TASK TO COMPLETE: Draw out every line with the word "title" from the listing below.

============

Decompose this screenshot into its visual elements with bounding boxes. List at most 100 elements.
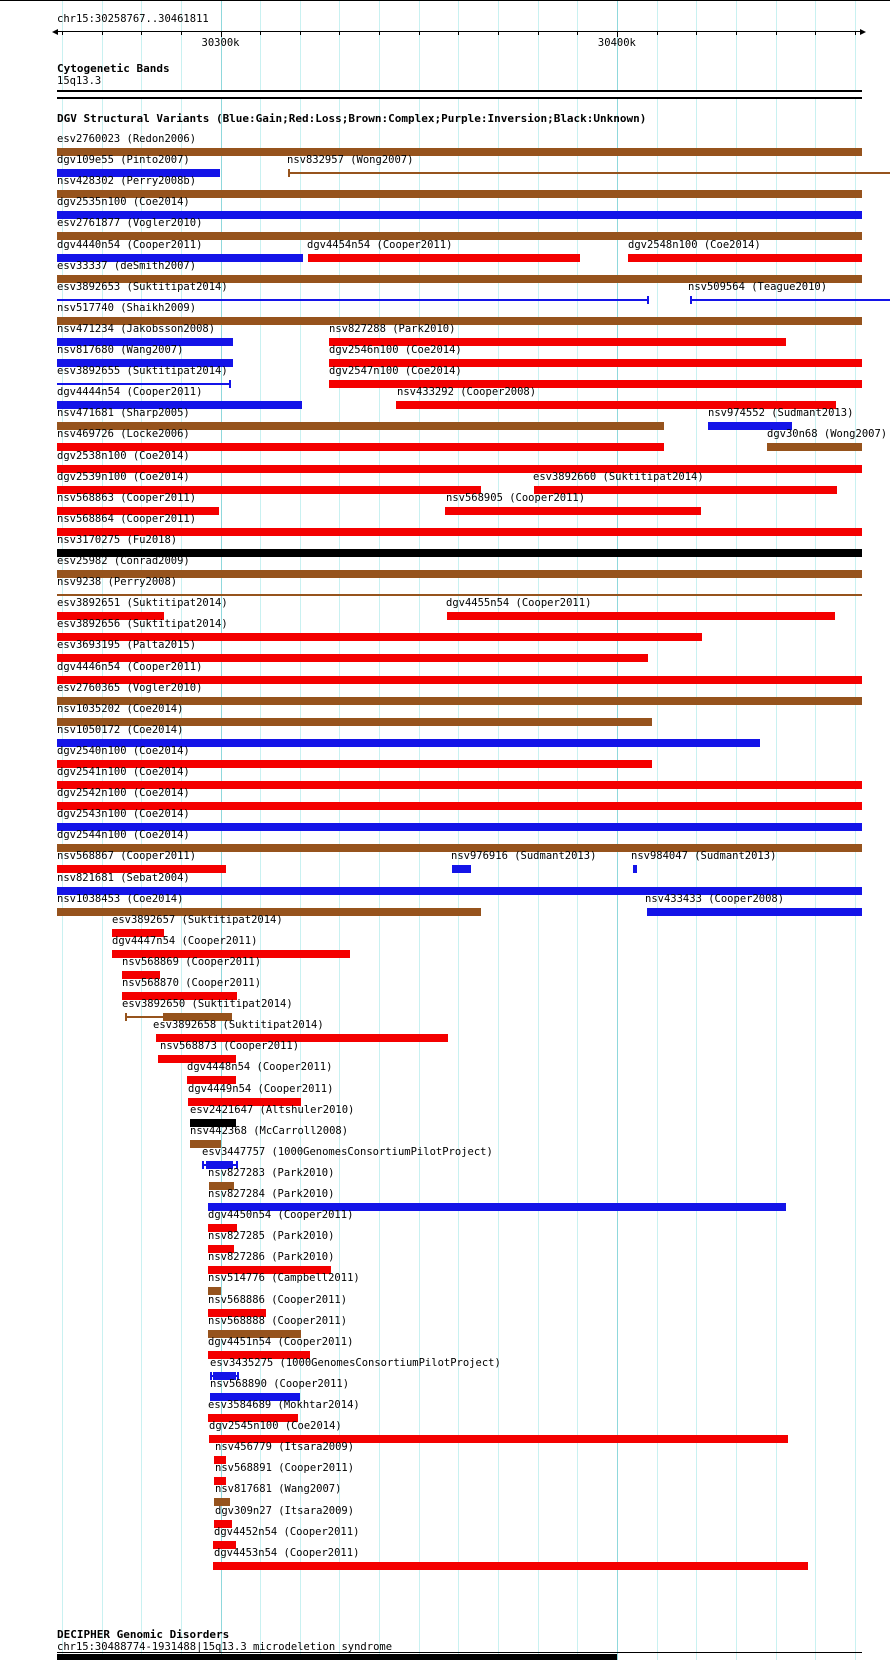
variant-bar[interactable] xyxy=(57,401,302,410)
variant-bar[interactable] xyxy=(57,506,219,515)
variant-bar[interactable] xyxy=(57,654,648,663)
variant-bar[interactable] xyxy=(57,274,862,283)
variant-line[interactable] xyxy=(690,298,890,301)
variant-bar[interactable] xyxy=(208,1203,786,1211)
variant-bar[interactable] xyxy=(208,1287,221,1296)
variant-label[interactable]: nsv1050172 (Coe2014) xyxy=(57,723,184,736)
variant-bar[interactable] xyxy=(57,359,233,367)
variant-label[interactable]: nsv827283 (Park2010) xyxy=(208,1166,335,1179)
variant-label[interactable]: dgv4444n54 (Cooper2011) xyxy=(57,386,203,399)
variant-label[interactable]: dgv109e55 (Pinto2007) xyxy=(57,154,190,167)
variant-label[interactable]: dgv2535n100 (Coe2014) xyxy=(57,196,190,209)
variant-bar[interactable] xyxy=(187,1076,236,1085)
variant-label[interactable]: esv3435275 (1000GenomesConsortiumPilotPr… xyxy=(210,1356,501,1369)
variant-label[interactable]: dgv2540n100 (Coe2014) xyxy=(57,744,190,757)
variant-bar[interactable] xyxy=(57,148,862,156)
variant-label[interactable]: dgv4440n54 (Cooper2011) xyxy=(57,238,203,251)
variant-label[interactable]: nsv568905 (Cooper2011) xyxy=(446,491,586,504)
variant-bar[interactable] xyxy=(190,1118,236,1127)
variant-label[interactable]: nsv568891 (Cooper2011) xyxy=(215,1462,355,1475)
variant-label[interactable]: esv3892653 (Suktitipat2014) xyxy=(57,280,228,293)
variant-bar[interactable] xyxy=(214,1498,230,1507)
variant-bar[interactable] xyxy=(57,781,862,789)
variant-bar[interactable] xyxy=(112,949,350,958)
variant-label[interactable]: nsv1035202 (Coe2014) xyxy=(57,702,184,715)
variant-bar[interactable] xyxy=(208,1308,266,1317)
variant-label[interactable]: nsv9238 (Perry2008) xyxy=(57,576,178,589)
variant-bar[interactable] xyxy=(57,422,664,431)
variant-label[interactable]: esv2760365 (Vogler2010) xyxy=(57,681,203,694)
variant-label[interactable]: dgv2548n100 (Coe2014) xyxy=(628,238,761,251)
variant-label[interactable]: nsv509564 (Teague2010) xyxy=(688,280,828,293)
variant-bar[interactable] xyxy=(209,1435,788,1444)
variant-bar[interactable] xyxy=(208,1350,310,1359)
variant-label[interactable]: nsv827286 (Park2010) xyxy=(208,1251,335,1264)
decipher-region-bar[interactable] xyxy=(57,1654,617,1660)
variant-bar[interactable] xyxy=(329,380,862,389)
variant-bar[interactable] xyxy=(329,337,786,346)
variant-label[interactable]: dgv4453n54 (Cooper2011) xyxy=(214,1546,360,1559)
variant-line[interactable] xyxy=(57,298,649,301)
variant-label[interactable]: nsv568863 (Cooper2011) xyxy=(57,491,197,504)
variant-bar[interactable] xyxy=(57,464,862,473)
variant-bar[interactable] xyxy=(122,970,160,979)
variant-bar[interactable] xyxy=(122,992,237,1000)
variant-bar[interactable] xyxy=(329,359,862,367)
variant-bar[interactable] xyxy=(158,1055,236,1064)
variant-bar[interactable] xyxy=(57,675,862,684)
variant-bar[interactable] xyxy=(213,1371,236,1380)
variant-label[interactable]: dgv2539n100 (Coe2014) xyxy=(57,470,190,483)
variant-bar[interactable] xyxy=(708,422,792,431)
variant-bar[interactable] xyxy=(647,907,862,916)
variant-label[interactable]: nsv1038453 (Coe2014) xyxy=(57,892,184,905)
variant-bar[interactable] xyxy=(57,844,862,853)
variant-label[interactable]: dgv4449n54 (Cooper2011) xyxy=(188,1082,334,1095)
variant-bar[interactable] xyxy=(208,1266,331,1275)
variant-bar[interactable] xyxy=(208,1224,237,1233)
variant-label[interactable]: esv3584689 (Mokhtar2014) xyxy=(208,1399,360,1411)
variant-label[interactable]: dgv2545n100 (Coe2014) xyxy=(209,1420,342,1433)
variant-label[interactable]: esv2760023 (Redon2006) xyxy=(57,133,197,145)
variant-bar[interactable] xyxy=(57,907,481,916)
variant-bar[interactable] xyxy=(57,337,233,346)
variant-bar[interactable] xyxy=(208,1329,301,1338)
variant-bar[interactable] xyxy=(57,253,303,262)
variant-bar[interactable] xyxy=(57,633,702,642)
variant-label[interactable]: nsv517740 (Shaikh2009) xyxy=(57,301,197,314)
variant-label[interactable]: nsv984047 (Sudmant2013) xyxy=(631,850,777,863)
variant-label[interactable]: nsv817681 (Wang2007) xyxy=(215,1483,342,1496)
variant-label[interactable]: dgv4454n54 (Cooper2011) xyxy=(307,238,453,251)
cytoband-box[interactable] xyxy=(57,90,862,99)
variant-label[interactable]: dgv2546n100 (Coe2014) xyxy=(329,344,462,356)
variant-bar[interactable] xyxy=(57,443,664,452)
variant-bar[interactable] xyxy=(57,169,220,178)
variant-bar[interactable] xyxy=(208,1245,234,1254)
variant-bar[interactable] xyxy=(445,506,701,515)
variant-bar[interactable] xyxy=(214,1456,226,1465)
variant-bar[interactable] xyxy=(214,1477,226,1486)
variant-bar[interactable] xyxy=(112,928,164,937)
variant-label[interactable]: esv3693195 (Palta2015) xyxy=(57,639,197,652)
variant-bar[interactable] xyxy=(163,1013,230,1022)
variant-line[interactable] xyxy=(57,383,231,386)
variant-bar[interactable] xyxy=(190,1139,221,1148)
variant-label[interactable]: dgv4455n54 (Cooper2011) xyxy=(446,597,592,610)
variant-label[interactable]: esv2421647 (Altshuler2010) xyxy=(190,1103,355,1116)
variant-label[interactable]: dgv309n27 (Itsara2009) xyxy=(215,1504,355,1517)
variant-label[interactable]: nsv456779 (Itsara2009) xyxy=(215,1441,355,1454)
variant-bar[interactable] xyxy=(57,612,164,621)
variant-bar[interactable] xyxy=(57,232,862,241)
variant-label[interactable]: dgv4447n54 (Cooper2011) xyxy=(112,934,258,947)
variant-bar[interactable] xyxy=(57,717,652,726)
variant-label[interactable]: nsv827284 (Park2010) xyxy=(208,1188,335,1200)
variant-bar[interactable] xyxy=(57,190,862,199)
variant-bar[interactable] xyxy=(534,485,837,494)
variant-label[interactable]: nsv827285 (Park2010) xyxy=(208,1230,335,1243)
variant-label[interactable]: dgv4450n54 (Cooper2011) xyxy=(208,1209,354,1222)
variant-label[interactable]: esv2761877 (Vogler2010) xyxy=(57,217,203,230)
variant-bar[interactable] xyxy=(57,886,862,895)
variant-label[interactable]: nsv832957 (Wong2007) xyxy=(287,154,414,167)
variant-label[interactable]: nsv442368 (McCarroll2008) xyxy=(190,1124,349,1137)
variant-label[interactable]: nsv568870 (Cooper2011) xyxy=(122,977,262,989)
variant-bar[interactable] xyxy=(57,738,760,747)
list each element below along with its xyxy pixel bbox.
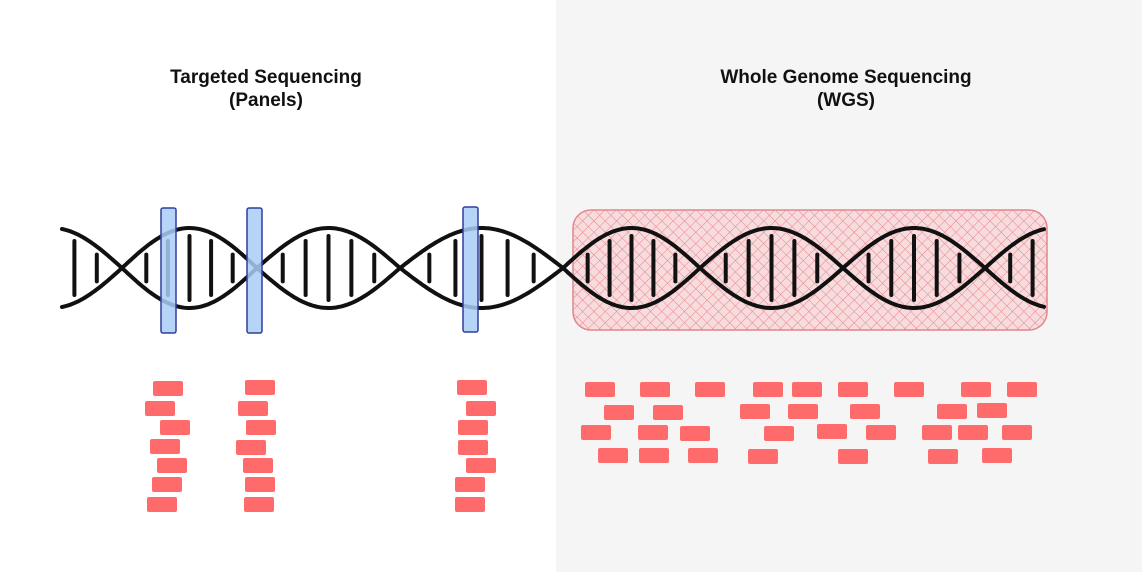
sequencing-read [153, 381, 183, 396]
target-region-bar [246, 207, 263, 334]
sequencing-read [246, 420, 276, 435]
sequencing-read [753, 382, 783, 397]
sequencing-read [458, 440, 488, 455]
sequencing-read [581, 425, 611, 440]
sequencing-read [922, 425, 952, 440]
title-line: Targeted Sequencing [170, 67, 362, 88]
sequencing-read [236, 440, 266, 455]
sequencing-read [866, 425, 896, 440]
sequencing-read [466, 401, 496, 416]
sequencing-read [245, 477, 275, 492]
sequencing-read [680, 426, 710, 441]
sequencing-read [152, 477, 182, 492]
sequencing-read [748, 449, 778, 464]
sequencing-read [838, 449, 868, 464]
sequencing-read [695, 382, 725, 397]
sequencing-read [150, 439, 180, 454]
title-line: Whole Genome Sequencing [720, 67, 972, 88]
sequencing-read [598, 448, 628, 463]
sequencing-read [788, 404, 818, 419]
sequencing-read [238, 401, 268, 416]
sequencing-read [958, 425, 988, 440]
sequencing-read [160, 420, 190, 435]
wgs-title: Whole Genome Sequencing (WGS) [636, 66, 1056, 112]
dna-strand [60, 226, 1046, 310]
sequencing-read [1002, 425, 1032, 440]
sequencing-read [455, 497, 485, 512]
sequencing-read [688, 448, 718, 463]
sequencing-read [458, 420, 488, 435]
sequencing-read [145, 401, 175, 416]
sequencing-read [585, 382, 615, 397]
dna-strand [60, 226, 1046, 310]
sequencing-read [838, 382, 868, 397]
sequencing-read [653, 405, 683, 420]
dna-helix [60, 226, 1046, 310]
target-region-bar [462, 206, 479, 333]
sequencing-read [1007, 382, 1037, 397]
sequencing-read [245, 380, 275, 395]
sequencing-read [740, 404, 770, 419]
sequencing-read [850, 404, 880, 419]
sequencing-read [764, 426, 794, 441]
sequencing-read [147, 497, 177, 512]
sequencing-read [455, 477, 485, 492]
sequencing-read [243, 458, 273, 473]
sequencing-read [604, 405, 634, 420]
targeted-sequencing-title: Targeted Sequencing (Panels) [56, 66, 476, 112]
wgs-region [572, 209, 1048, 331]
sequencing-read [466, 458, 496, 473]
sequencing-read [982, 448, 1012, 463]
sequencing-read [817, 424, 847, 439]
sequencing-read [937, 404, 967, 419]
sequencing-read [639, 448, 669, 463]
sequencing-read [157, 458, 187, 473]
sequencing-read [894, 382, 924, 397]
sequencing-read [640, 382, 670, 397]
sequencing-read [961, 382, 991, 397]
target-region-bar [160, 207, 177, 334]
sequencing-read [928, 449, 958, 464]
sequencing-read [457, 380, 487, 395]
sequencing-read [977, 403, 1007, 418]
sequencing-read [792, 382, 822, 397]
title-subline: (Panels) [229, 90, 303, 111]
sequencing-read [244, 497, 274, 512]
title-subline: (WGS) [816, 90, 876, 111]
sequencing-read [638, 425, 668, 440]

============

EXERCISE OUTPUT:
title-line: Targeted Sequencing [170, 67, 362, 88]
title-line: Whole Genome Sequencing [720, 67, 972, 88]
wgs-title: Whole Genome Sequencing (WGS) [636, 66, 1056, 112]
targeted-sequencing-title: Targeted Sequencing (Panels) [56, 66, 476, 112]
title-subline: (Panels) [229, 90, 303, 111]
title-subline: (WGS) [816, 90, 876, 111]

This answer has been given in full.